PROVIDED INFORMATION
_ _ _ _

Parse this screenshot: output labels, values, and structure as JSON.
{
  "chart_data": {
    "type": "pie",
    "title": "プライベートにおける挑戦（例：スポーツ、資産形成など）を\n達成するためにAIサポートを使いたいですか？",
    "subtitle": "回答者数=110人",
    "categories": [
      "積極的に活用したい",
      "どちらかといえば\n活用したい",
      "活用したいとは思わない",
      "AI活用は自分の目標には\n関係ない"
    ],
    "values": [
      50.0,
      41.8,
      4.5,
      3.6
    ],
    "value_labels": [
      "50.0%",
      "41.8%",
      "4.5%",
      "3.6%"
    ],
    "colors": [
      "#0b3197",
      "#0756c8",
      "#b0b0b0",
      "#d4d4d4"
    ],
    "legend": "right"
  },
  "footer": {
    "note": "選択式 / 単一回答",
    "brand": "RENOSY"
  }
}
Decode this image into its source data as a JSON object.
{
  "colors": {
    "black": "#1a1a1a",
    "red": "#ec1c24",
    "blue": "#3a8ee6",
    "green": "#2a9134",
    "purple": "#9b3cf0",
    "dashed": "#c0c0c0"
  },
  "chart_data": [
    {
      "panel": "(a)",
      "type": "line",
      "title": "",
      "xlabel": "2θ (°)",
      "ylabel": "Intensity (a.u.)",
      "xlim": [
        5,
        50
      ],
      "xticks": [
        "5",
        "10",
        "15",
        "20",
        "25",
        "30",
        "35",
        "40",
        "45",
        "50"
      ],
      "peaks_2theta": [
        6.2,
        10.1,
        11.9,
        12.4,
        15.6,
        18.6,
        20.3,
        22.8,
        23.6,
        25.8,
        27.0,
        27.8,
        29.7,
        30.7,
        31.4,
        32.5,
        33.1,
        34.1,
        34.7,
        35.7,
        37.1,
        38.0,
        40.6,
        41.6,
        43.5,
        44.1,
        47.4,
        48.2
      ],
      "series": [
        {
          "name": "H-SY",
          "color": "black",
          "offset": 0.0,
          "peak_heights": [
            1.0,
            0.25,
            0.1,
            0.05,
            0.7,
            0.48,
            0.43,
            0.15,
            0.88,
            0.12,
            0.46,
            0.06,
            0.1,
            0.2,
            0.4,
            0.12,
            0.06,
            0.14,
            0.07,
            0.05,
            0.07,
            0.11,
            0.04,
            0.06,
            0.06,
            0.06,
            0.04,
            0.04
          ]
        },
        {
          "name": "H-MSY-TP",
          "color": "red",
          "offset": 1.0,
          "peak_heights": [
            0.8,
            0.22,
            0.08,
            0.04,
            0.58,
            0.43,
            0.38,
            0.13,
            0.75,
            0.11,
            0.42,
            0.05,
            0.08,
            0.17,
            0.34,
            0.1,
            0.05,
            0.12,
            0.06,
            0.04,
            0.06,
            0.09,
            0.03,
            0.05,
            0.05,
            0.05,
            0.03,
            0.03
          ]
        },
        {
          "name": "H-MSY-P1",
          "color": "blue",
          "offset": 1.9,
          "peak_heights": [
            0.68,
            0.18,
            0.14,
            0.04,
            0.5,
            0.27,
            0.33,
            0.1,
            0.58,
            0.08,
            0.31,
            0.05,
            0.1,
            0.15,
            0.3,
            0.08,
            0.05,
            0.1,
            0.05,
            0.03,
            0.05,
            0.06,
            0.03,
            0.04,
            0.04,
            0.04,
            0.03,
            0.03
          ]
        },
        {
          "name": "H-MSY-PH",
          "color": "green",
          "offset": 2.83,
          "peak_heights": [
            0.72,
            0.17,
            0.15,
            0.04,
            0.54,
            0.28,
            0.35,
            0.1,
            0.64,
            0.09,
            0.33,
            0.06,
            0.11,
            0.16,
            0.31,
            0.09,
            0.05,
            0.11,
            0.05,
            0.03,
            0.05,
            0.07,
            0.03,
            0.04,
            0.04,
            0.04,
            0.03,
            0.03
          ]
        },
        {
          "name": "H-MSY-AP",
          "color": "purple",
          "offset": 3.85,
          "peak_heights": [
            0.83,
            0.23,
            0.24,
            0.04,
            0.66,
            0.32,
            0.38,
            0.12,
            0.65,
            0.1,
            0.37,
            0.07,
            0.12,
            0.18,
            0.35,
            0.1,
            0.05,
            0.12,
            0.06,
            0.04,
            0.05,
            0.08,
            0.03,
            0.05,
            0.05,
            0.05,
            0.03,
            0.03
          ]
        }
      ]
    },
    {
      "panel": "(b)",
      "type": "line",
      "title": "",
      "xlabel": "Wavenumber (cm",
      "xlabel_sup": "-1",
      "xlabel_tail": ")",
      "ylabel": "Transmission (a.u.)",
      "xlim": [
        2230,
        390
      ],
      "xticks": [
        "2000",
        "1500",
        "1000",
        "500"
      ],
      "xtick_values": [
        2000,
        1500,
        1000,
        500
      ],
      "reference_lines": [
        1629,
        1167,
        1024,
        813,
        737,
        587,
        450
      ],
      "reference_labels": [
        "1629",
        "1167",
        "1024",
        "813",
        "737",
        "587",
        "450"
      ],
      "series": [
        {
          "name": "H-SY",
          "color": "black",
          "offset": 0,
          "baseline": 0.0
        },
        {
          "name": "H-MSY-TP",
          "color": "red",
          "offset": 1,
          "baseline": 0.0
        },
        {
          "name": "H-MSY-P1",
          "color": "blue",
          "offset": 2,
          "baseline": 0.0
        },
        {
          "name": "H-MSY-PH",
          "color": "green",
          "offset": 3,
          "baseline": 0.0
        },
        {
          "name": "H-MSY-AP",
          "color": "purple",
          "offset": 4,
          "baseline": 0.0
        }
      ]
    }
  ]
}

_ _ _ _

PROBLEM REQUIREMENTS
Please set down the whole listing above without altering a single line.

EXERCISE ANSWER
Parse this screenshot: output labels, values, and structure as JSON.
{
  "chart_data": {
    "type": "pie",
    "title": "プライベートにおける挑戦（例：スポーツ、資産形成など）を\n達成するためにAIサポートを使いたいですか？",
    "subtitle": "回答者数=110人",
    "categories": [
      "積極的に活用したい",
      "どちらかといえば\n活用したい",
      "活用したいとは思わない",
      "AI活用は自分の目標には\n関係ない"
    ],
    "values": [
      50.0,
      41.8,
      4.5,
      3.6
    ],
    "value_labels": [
      "50.0%",
      "41.8%",
      "4.5%",
      "3.6%"
    ],
    "colors": [
      "#0b3197",
      "#0756c8",
      "#b0b0b0",
      "#d4d4d4"
    ],
    "legend": "right"
  },
  "footer": {
    "note": "選択式 / 単一回答",
    "brand": "RENOSY"
  }
}
Decode this image into its source data as a JSON object.
{
  "colors": {
    "black": "#1a1a1a",
    "red": "#ec1c24",
    "blue": "#3a8ee6",
    "green": "#2a9134",
    "purple": "#9b3cf0",
    "dashed": "#c0c0c0"
  },
  "chart_data": [
    {
      "panel": "(a)",
      "type": "line",
      "title": "",
      "xlabel": "2θ (°)",
      "ylabel": "Intensity (a.u.)",
      "xlim": [
        5,
        50
      ],
      "xticks": [
        "5",
        "10",
        "15",
        "20",
        "25",
        "30",
        "35",
        "40",
        "45",
        "50"
      ],
      "peaks_2theta": [
        6.2,
        10.1,
        11.9,
        12.4,
        15.6,
        18.6,
        20.3,
        22.8,
        23.6,
        25.8,
        27.0,
        27.8,
        29.7,
        30.7,
        31.4,
        32.5,
        33.1,
        34.1,
        34.7,
        35.7,
        37.1,
        38.0,
        40.6,
        41.6,
        43.5,
        44.1,
        47.4,
        48.2
      ],
      "series": [
        {
          "name": "H-SY",
          "color": "black",
          "offset": 0.0,
          "peak_heights": [
            1.0,
            0.25,
            0.1,
            0.05,
            0.7,
            0.48,
            0.43,
            0.15,
            0.88,
            0.12,
            0.46,
            0.06,
            0.1,
            0.2,
            0.4,
            0.12,
            0.06,
            0.14,
            0.07,
            0.05,
            0.07,
            0.11,
            0.04,
            0.06,
            0.06,
            0.06,
            0.04,
            0.04
          ]
        },
        {
          "name": "H-MSY-TP",
          "color": "red",
          "offset": 1.0,
          "peak_heights": [
            0.8,
            0.22,
            0.08,
            0.04,
            0.58,
            0.43,
            0.38,
            0.13,
            0.75,
            0.11,
            0.42,
            0.05,
            0.08,
            0.17,
            0.34,
            0.1,
            0.05,
            0.12,
            0.06,
            0.04,
            0.06,
            0.09,
            0.03,
            0.05,
            0.05,
            0.05,
            0.03,
            0.03
          ]
        },
        {
          "name": "H-MSY-P1",
          "color": "blue",
          "offset": 1.9,
          "peak_heights": [
            0.68,
            0.18,
            0.14,
            0.04,
            0.5,
            0.27,
            0.33,
            0.1,
            0.58,
            0.08,
            0.31,
            0.05,
            0.1,
            0.15,
            0.3,
            0.08,
            0.05,
            0.1,
            0.05,
            0.03,
            0.05,
            0.06,
            0.03,
            0.04,
            0.04,
            0.04,
            0.03,
            0.03
          ]
        },
        {
          "name": "H-MSY-PH",
          "color": "green",
          "offset": 2.83,
          "peak_heights": [
            0.72,
            0.17,
            0.15,
            0.04,
            0.54,
            0.28,
            0.35,
            0.1,
            0.64,
            0.09,
            0.33,
            0.06,
            0.11,
            0.16,
            0.31,
            0.09,
            0.05,
            0.11,
            0.05,
            0.03,
            0.05,
            0.07,
            0.03,
            0.04,
            0.04,
            0.04,
            0.03,
            0.03
          ]
        },
        {
          "name": "H-MSY-AP",
          "color": "purple",
          "offset": 3.85,
          "peak_heights": [
            0.83,
            0.23,
            0.24,
            0.04,
            0.66,
            0.32,
            0.38,
            0.12,
            0.65,
            0.1,
            0.37,
            0.07,
            0.12,
            0.18,
            0.35,
            0.1,
            0.05,
            0.12,
            0.06,
            0.04,
            0.05,
            0.08,
            0.03,
            0.05,
            0.05,
            0.05,
            0.03,
            0.03
          ]
        }
      ]
    },
    {
      "panel": "(b)",
      "type": "line",
      "title": "",
      "xlabel": "Wavenumber (cm",
      "xlabel_sup": "-1",
      "xlabel_tail": ")",
      "ylabel": "Transmission (a.u.)",
      "xlim": [
        2230,
        390
      ],
      "xticks": [
        "2000",
        "1500",
        "1000",
        "500"
      ],
      "xtick_values": [
        2000,
        1500,
        1000,
        500
      ],
      "reference_lines": [
        1629,
        1167,
        1024,
        813,
        737,
        587,
        450
      ],
      "reference_labels": [
        "1629",
        "1167",
        "1024",
        "813",
        "737",
        "587",
        "450"
      ],
      "series": [
        {
          "name": "H-SY",
          "color": "black",
          "offset": 0,
          "baseline": 0.0
        },
        {
          "name": "H-MSY-TP",
          "color": "red",
          "offset": 1,
          "baseline": 0.0
        },
        {
          "name": "H-MSY-P1",
          "color": "blue",
          "offset": 2,
          "baseline": 0.0
        },
        {
          "name": "H-MSY-PH",
          "color": "green",
          "offset": 3,
          "baseline": 0.0
        },
        {
          "name": "H-MSY-AP",
          "color": "purple",
          "offset": 4,
          "baseline": 0.0
        }
      ]
    }
  ]
}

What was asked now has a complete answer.